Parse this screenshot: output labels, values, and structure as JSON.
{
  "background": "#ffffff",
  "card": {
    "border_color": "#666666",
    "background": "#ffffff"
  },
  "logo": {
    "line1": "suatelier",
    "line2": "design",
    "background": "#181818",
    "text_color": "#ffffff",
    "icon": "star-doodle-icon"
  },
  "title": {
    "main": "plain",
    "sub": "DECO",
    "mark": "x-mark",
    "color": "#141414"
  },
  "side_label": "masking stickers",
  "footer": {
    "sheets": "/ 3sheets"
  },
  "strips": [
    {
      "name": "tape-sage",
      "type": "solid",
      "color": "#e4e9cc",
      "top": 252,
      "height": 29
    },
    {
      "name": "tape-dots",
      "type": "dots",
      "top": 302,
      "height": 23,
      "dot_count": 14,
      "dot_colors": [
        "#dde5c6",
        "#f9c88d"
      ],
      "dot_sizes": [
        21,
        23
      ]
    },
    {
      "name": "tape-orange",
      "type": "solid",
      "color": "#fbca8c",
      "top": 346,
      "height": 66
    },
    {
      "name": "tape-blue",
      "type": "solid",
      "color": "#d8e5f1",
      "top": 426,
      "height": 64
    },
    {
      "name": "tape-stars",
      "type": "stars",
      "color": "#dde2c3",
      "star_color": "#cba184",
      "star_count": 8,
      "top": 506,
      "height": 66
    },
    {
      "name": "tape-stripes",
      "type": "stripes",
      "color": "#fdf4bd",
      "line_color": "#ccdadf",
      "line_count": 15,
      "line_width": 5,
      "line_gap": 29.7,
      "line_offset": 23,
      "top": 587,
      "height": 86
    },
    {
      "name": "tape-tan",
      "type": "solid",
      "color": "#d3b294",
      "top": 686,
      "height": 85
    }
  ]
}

• [WRITTEN TASK]: Repeat the material above in full, quoting it exactly.

• [FINAL RESULT]:
Parse this screenshot: output labels, values, and structure as JSON.
{
  "background": "#ffffff",
  "card": {
    "border_color": "#666666",
    "background": "#ffffff"
  },
  "logo": {
    "line1": "suatelier",
    "line2": "design",
    "background": "#181818",
    "text_color": "#ffffff",
    "icon": "star-doodle-icon"
  },
  "title": {
    "main": "plain",
    "sub": "DECO",
    "mark": "x-mark",
    "color": "#141414"
  },
  "side_label": "masking stickers",
  "footer": {
    "sheets": "/ 3sheets"
  },
  "strips": [
    {
      "name": "tape-sage",
      "type": "solid",
      "color": "#e4e9cc",
      "top": 252,
      "height": 29
    },
    {
      "name": "tape-dots",
      "type": "dots",
      "top": 302,
      "height": 23,
      "dot_count": 14,
      "dot_colors": [
        "#dde5c6",
        "#f9c88d"
      ],
      "dot_sizes": [
        21,
        23
      ]
    },
    {
      "name": "tape-orange",
      "type": "solid",
      "color": "#fbca8c",
      "top": 346,
      "height": 66
    },
    {
      "name": "tape-blue",
      "type": "solid",
      "color": "#d8e5f1",
      "top": 426,
      "height": 64
    },
    {
      "name": "tape-stars",
      "type": "stars",
      "color": "#dde2c3",
      "star_color": "#cba184",
      "star_count": 8,
      "top": 506,
      "height": 66
    },
    {
      "name": "tape-stripes",
      "type": "stripes",
      "color": "#fdf4bd",
      "line_color": "#ccdadf",
      "line_count": 15,
      "line_width": 5,
      "line_gap": 29.7,
      "line_offset": 23,
      "top": 587,
      "height": 86
    },
    {
      "name": "tape-tan",
      "type": "solid",
      "color": "#d3b294",
      "top": 686,
      "height": 85
    }
  ]
}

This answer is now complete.